— Given instruction —
Transcribe every one of the following lines word for word, leaving nothing out and changing nothing.

(Stored data entries)
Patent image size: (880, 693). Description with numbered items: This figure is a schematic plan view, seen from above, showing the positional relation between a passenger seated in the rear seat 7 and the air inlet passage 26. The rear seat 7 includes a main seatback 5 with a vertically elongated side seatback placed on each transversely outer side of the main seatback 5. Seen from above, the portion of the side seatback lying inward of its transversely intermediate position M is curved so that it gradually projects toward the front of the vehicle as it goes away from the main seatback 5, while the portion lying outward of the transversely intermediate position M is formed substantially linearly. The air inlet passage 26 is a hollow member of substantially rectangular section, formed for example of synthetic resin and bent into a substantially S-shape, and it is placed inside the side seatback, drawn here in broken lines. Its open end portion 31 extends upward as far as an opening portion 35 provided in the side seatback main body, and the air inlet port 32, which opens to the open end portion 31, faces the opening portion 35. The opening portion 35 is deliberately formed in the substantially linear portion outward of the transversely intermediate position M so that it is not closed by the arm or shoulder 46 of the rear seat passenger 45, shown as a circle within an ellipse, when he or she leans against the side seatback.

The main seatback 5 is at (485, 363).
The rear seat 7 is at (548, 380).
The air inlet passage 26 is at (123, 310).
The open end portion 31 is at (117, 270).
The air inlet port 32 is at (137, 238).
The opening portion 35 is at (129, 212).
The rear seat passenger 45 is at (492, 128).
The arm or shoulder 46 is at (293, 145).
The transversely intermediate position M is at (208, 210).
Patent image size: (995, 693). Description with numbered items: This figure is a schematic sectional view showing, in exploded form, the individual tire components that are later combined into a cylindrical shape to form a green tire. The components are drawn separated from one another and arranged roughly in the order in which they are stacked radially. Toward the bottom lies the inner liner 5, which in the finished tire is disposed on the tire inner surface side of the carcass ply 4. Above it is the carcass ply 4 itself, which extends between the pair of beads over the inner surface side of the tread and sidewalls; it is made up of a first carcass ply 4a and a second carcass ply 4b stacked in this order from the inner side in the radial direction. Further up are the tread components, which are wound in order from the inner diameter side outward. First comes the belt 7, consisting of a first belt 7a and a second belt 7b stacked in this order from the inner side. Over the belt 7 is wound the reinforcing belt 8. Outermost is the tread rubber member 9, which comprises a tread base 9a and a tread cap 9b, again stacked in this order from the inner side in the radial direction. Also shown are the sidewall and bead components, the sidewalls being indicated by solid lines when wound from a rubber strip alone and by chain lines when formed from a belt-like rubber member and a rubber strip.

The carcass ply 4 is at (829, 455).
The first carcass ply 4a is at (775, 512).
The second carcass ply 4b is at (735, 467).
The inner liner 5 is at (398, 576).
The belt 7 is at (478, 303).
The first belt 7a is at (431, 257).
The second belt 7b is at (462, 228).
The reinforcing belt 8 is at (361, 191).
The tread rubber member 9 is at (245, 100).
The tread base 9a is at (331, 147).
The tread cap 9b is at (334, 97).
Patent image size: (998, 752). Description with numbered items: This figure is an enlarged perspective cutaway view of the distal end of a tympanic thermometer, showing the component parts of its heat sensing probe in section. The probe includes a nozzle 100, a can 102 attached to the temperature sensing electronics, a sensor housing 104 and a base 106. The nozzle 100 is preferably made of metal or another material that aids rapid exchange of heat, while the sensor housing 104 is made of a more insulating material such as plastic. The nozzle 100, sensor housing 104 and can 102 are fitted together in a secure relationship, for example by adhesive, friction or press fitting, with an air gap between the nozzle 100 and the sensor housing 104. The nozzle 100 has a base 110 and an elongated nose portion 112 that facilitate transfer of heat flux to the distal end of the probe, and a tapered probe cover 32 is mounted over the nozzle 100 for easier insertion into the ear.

— Written solution —
Patent image size: (880, 693). Description with numbered items: This figure is a schematic plan view, seen from above, showing the positional relation between a passenger seated in the rear seat 7 and the air inlet passage 26. The rear seat 7 includes a main seatback 5 with a vertically elongated side seatback placed on each transversely outer side of the main seatback 5. Seen from above, the portion of the side seatback lying inward of its transversely intermediate position M is curved so that it gradually projects toward the front of the vehicle as it goes away from the main seatback 5, while the portion lying outward of the transversely intermediate position M is formed substantially linearly. The air inlet passage 26 is a hollow member of substantially rectangular section, formed for example of synthetic resin and bent into a substantially S-shape, and it is placed inside the side seatback, drawn here in broken lines. Its open end portion 31 extends upward as far as an opening portion 35 provided in the side seatback main body, and the air inlet port 32, which opens to the open end portion 31, faces the opening portion 35. The opening portion 35 is deliberately formed in the substantially linear portion outward of the transversely intermediate position M so that it is not closed by the arm or shoulder 46 of the rear seat passenger 45, shown as a circle within an ellipse, when he or she leans against the side seatback.

The main seatback 5 is at (485, 363).
The rear seat 7 is at (548, 380).
The air inlet passage 26 is at (123, 310).
The open end portion 31 is at (117, 270).
The air inlet port 32 is at (137, 238).
The opening portion 35 is at (129, 212).
The rear seat passenger 45 is at (492, 128).
The arm or shoulder 46 is at (293, 145).
The transversely intermediate position M is at (208, 210).
Patent image size: (995, 693). Description with numbered items: This figure is a schematic sectional view showing, in exploded form, the individual tire components that are later combined into a cylindrical shape to form a green tire. The components are drawn separated from one another and arranged roughly in the order in which they are stacked radially. Toward the bottom lies the inner liner 5, which in the finished tire is disposed on the tire inner surface side of the carcass ply 4. Above it is the carcass ply 4 itself, which extends between the pair of beads over the inner surface side of the tread and sidewalls; it is made up of a first carcass ply 4a and a second carcass ply 4b stacked in this order from the inner side in the radial direction. Further up are the tread components, which are wound in order from the inner diameter side outward. First comes the belt 7, consisting of a first belt 7a and a second belt 7b stacked in this order from the inner side. Over the belt 7 is wound the reinforcing belt 8. Outermost is the tread rubber member 9, which comprises a tread base 9a and a tread cap 9b, again stacked in this order from the inner side in the radial direction. Also shown are the sidewall and bead components, the sidewalls being indicated by solid lines when wound from a rubber strip alone and by chain lines when formed from a belt-like rubber member and a rubber strip.

The carcass ply 4 is at (829, 455).
The first carcass ply 4a is at (775, 512).
The second carcass ply 4b is at (735, 467).
The inner liner 5 is at (398, 576).
The belt 7 is at (478, 303).
The first belt 7a is at (431, 257).
The second belt 7b is at (462, 228).
The reinforcing belt 8 is at (361, 191).
The tread rubber member 9 is at (245, 100).
The tread base 9a is at (331, 147).
The tread cap 9b is at (334, 97).
Patent image size: (998, 752). Description with numbered items: This figure is an enlarged perspective cutaway view of the distal end of a tympanic thermometer, showing the component parts of its heat sensing probe in section. The probe includes a nozzle 100, a can 102 attached to the temperature sensing electronics, a sensor housing 104 and a base 106. The nozzle 100 is preferably made of metal or another material that aids rapid exchange of heat, while the sensor housing 104 is made of a more insulating material such as plastic. The nozzle 100, sensor housing 104 and can 102 are fitted together in a secure relationship, for example by adhesive, friction or press fitting, with an air gap between the nozzle 100 and the sensor housing 104. The nozzle 100 has a base 110 and an elongated nose portion 112 that facilitate transfer of heat flux to the distal end of the probe, and a tapered probe cover 32 is mounted over the nozzle 100 for easier insertion into the ear.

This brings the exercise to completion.